**AIM**
Search the records for the word "oshiriladi" and report each line that has it.

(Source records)
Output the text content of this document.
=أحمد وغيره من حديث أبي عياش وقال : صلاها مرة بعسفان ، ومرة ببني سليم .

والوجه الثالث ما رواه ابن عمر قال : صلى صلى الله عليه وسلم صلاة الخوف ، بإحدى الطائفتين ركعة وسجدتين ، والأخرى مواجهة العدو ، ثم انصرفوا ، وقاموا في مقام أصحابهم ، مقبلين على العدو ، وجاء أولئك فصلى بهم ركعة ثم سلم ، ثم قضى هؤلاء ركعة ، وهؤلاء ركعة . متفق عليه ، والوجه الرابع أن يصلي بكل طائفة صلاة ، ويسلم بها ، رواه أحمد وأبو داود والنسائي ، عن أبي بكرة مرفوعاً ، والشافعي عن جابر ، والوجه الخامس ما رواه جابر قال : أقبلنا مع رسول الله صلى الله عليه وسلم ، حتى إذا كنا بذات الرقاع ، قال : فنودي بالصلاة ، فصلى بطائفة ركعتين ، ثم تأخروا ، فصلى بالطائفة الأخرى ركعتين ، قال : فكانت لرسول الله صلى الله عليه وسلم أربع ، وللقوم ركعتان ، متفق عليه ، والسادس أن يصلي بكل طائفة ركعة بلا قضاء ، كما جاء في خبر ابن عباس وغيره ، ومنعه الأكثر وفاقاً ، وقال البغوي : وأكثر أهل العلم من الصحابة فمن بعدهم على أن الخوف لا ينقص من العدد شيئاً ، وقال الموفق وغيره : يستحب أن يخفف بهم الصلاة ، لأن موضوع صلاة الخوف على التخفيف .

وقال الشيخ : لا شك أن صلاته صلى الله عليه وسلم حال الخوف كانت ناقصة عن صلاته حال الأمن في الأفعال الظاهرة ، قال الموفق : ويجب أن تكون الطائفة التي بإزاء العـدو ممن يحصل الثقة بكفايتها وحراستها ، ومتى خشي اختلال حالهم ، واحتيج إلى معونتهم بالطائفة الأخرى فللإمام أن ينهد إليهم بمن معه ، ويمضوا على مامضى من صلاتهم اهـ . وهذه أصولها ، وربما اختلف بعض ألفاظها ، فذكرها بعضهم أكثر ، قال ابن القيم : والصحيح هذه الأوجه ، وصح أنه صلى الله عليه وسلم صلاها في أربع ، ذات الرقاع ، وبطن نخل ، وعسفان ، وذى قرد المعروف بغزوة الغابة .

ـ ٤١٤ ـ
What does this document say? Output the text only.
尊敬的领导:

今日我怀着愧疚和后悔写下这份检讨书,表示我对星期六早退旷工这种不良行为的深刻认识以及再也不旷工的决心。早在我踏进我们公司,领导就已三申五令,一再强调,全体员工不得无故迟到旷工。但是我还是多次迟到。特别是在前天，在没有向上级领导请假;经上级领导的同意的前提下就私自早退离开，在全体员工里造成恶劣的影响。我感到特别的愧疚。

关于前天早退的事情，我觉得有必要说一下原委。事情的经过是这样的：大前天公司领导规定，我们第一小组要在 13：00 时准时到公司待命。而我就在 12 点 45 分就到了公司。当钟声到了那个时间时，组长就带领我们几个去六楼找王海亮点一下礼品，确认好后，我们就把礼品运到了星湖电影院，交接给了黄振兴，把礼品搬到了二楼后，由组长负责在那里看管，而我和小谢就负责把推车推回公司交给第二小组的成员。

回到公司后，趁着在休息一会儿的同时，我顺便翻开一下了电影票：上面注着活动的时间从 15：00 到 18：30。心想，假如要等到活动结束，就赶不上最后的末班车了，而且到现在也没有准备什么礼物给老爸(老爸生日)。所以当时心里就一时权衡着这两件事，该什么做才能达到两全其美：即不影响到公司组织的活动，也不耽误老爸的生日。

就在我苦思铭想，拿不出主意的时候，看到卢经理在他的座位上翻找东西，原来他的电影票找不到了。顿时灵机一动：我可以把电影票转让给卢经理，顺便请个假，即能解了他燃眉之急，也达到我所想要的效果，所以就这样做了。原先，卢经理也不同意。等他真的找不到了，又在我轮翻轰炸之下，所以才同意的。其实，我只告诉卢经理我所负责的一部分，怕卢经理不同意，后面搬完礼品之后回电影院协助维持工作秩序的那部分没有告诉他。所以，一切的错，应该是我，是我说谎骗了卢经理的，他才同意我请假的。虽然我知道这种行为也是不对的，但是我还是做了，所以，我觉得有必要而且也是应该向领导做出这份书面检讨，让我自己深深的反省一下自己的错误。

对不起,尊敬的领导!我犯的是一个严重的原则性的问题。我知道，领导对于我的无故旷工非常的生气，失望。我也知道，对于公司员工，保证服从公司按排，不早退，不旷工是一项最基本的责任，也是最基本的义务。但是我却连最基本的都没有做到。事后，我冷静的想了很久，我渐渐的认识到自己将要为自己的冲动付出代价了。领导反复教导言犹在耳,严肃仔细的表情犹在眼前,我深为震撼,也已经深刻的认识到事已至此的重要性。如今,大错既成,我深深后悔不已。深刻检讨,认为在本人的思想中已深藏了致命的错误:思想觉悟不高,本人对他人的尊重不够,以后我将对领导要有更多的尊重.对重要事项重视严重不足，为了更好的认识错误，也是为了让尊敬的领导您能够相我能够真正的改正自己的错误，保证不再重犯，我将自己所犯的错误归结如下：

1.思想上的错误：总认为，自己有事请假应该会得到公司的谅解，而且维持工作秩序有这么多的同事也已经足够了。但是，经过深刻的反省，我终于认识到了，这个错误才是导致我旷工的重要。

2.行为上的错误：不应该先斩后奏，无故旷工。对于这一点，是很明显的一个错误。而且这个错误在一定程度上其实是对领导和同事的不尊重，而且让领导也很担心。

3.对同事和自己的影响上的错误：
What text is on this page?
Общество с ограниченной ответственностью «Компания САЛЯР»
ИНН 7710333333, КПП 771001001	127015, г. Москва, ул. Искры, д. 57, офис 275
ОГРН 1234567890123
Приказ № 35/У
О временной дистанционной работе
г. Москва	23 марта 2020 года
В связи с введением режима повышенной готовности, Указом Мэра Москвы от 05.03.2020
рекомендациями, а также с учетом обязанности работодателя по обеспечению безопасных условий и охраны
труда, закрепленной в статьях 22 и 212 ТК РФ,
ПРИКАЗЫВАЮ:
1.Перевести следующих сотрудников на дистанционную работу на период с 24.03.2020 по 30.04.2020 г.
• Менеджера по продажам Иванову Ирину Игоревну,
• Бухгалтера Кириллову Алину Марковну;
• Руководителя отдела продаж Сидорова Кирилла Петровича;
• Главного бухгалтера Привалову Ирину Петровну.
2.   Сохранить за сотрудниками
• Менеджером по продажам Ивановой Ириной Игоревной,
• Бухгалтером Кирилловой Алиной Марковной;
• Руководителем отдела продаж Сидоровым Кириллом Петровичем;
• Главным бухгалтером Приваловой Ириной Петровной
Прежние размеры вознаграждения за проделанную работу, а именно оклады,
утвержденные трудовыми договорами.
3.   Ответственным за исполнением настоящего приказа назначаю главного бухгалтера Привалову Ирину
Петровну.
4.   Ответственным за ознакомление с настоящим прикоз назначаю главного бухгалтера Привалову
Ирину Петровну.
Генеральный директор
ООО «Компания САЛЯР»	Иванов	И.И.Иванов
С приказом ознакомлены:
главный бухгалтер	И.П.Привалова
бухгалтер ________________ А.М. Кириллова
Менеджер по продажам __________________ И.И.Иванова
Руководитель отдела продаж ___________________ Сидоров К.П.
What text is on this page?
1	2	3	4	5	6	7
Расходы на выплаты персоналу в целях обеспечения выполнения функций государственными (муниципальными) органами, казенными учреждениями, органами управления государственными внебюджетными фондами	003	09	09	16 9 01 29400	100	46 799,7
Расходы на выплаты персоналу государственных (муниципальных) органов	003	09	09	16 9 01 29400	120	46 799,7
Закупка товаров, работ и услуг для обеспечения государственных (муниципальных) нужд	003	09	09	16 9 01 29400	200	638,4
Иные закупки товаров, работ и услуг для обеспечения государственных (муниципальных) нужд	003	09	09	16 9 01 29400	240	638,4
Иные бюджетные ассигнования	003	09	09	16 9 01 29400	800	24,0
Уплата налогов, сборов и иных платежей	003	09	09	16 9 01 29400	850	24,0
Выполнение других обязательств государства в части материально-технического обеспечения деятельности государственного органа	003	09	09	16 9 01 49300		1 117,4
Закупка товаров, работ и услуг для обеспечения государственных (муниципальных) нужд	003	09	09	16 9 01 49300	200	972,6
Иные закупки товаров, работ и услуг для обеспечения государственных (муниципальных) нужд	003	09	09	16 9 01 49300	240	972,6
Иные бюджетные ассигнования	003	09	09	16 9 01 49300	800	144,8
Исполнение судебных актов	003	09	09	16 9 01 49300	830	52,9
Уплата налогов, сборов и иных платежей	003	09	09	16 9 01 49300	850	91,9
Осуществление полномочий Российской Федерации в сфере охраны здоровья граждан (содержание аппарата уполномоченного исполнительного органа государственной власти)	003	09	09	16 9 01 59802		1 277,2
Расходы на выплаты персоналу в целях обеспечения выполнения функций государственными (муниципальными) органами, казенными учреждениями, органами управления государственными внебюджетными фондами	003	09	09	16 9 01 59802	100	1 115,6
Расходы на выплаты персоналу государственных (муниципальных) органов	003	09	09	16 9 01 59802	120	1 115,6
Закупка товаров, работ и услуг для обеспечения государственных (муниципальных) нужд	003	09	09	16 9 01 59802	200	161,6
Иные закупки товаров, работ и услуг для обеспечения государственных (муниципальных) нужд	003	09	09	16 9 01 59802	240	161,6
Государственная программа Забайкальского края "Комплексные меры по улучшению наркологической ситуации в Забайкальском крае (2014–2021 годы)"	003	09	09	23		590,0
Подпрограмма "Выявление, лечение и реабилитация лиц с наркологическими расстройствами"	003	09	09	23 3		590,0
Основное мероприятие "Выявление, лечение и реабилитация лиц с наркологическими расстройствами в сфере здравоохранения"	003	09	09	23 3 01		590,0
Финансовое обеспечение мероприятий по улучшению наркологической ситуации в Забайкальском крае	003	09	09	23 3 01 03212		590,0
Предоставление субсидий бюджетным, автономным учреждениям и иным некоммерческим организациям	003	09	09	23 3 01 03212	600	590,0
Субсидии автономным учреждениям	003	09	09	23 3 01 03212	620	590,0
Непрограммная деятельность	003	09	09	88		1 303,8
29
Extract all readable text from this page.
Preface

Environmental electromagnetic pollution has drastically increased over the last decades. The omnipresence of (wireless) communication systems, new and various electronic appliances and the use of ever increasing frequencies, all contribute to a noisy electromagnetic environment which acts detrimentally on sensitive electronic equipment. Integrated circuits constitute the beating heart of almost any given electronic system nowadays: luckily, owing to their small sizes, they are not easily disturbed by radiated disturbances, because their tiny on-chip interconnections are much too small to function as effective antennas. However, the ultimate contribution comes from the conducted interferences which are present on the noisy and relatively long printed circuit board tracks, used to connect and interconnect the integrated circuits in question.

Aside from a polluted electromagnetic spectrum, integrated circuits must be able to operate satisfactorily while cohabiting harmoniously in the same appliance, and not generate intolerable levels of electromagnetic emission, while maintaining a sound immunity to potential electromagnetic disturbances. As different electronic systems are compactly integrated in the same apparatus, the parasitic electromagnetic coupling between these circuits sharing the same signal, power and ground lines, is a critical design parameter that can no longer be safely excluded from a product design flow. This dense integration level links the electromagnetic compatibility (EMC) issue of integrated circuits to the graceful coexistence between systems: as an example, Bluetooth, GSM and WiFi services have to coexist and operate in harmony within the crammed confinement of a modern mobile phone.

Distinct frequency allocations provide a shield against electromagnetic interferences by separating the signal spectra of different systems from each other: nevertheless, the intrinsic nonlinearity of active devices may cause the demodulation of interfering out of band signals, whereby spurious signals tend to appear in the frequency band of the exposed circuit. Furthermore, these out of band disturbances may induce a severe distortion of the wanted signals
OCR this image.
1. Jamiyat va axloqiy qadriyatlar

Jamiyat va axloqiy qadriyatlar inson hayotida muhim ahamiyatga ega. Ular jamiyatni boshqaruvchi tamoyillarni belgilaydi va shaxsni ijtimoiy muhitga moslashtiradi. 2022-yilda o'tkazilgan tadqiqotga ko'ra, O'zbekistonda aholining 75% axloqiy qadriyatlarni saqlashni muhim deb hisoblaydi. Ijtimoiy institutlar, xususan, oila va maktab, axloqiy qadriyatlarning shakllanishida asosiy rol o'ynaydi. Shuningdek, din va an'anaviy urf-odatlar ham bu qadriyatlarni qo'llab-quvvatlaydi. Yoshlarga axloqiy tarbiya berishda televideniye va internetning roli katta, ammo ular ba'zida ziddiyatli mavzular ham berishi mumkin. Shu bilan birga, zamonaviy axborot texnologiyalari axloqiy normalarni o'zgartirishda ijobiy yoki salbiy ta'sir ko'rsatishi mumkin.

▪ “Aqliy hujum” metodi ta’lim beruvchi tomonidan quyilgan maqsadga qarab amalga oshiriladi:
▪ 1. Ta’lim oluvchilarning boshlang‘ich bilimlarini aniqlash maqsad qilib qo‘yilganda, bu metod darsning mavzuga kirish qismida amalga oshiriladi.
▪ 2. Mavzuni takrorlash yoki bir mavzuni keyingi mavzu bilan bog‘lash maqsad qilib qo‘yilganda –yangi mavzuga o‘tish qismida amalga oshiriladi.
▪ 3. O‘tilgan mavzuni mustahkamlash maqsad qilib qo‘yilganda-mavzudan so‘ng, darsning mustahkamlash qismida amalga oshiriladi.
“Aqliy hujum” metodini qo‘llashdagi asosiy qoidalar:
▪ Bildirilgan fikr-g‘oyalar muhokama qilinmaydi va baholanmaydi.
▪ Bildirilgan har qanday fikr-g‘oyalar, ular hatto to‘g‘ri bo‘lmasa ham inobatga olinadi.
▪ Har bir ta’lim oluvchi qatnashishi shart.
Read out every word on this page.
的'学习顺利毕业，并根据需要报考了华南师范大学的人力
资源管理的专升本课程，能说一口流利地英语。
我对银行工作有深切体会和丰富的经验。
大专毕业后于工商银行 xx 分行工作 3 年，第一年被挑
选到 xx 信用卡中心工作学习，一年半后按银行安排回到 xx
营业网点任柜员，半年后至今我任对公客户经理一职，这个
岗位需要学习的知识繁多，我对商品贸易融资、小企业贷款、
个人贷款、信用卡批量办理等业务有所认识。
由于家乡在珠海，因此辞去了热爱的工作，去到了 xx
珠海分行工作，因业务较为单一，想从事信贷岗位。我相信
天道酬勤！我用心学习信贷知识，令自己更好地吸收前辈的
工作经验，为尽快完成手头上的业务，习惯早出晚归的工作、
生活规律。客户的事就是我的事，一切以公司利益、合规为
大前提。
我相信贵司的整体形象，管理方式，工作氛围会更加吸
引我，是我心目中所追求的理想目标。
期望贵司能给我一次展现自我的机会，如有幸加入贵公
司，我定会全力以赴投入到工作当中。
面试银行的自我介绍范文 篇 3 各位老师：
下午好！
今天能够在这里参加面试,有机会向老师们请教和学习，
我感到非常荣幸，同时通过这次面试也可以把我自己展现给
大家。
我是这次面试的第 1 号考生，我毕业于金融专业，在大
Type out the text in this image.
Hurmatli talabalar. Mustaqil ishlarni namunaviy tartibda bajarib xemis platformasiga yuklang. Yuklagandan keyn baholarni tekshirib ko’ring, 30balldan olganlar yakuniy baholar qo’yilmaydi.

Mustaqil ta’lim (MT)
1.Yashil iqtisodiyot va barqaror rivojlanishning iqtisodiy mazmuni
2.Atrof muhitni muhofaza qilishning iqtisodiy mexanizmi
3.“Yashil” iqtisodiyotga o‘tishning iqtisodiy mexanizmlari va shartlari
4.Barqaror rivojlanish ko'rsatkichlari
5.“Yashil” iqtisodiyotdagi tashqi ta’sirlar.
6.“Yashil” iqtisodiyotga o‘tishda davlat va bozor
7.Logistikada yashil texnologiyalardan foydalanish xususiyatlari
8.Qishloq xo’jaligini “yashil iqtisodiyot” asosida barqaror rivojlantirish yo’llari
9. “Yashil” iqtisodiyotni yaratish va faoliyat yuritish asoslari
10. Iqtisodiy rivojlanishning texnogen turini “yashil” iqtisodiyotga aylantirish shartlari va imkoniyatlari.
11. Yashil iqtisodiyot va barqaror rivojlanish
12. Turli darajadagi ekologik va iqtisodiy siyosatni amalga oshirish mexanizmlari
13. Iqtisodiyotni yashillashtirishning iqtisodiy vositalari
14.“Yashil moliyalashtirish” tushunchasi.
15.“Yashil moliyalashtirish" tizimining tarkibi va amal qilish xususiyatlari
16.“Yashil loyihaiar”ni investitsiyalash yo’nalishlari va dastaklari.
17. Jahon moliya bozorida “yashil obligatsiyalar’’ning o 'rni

**EXERCISE RESULT**
▪ “Aqliy hujum” metodi ta’lim beruvchi tomonidan quyilgan maqsadga qarab amalga oshiriladi:
▪ 1. Ta’lim oluvchilarning boshlang‘ich bilimlarini aniqlash maqsad qilib qo‘yilganda, bu metod darsning mavzuga kirish qismida amalga oshiriladi.
▪ 2. Mavzuni takrorlash yoki bir mavzuni keyingi mavzu bilan bog‘lash maqsad qilib qo‘yilganda –yangi mavzuga o‘tish qismida amalga oshiriladi.
▪ 3. O‘tilgan mavzuni mustahkamlash maqsad qilib qo‘yilganda-mavzudan so‘ng, darsning mustahkamlash qismida amalga oshiriladi.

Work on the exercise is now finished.